═══ MATERIAL PROVIDED

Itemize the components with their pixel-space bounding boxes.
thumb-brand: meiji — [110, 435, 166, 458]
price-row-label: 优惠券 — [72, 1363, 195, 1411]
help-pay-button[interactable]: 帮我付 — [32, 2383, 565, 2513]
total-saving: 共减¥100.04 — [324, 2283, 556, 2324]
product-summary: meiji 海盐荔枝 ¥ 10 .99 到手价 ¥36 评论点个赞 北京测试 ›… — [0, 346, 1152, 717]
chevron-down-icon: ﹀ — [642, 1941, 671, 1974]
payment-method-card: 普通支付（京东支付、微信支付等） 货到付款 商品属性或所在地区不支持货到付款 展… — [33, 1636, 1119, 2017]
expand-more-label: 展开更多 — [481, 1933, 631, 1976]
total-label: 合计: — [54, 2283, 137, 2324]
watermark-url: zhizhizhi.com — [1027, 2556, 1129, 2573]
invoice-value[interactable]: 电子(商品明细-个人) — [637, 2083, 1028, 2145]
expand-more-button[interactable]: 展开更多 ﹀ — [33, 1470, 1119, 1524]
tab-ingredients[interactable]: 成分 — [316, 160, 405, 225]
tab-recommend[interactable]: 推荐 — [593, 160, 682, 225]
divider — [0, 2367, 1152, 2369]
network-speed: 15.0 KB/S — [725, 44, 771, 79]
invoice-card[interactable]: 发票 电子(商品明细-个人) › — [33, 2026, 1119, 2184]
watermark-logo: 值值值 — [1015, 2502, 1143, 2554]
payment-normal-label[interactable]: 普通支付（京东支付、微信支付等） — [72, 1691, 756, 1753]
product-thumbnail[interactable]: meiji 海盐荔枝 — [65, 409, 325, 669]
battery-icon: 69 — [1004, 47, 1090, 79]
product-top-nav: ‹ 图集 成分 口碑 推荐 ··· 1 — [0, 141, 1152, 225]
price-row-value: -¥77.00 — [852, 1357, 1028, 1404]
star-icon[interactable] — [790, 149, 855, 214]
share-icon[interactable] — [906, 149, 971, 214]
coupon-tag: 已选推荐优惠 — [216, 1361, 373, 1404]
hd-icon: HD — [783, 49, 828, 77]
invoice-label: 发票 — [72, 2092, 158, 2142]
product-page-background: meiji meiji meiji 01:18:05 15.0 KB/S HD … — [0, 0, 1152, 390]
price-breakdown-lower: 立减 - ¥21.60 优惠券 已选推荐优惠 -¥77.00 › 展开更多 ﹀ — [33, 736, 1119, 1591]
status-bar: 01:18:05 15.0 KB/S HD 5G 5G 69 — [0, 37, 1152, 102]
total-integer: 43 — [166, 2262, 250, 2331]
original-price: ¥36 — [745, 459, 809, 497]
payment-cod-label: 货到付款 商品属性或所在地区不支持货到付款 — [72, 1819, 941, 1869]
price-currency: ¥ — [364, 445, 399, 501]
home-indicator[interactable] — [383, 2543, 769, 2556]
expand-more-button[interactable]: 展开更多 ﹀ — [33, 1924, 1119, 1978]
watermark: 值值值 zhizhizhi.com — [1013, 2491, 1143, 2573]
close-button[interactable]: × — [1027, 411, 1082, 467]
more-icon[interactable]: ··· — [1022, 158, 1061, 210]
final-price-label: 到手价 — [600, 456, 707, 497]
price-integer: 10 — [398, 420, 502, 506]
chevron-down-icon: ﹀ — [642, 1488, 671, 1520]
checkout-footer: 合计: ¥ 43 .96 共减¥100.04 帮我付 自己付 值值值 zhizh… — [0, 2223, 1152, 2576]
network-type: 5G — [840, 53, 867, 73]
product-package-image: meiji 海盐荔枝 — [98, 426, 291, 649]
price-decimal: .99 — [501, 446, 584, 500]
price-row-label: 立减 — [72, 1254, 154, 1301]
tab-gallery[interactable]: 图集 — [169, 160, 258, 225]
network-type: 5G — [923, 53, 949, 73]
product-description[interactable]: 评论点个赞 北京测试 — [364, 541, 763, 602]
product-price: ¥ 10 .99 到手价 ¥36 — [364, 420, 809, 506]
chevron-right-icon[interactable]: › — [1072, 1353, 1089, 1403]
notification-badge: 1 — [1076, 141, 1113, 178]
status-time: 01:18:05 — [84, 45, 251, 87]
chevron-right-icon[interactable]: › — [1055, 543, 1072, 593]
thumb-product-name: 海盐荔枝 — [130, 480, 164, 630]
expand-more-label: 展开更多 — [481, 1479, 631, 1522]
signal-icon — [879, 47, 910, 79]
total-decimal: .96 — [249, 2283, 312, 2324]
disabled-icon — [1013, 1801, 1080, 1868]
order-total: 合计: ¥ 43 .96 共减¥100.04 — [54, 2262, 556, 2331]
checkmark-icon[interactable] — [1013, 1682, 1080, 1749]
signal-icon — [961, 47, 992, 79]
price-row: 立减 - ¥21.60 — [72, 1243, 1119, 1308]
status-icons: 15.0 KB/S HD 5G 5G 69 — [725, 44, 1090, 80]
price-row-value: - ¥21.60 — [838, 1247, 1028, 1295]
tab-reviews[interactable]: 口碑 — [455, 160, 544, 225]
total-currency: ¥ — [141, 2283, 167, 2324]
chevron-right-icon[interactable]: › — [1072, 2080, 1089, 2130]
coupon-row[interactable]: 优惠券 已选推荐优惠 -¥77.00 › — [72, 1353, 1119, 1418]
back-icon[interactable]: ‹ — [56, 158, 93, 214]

══════

WHAT IS BEING ASKED:
Which lines in the records above contain the string "商品明细"? List each one in full.

ANSWER TO THE PROBLEM:
invoice-value[interactable]: 电子(商品明细-个人) — [637, 2083, 1028, 2145]
invoice-card[interactable]: 发票 电子(商品明细-个人) › — [33, 2026, 1119, 2184]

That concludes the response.